## TASK
All of the material below is to be restated word for word, apart from the pictures.

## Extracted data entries
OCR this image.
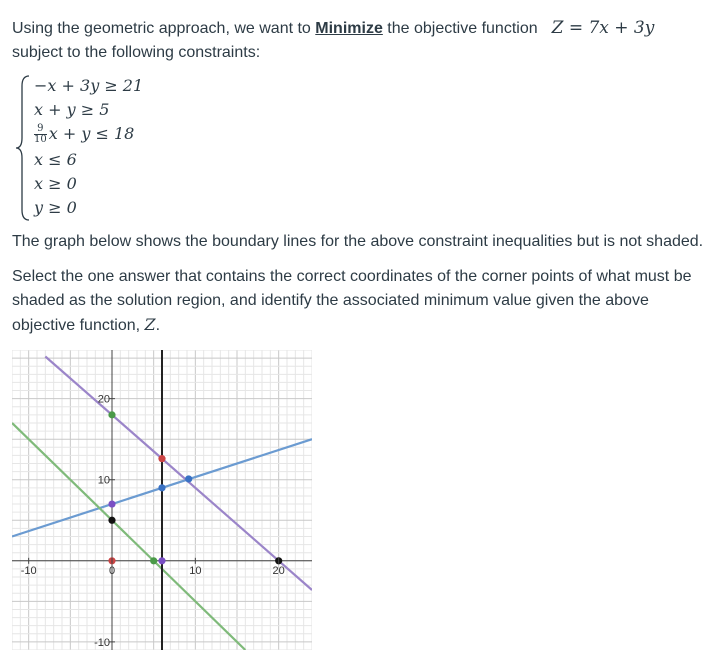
Using the geometric approach, we want to Minimize the objective function Z = 7x + 3y
subject to the following constraints:
−x + 3y ≥ 21
x + y ≥ 5
$\frac{9}{10}$ x + y ≤ 18
x ≤ 6
x ≥ 0
y ≥ 0
The graph below shows the boundary lines for the above constraint inequalities but is not shaded.
Select the one answer that contains the correct coordinates of the corner points of what must be shaded as the solution region, and identify the associated minimum value given the above objective function, Z.
-10	0	10	20
20
10
-10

## ANSWER
OCR this image.
Using the geometric approach, we want to Minimize the objective function Z = 7x + 3y
subject to the following constraints:
−x + 3y ≥ 21
x + y ≥ 5
$\frac{9}{10}$ x + y ≤ 18
x ≤ 6
x ≥ 0
y ≥ 0
The graph below shows the boundary lines for the above constraint inequalities but is not shaded.
Select the one answer that contains the correct coordinates of the corner points of what must be shaded as the solution region, and identify the associated minimum value given the above objective function, Z.
-10	0	10	20
20
10
-10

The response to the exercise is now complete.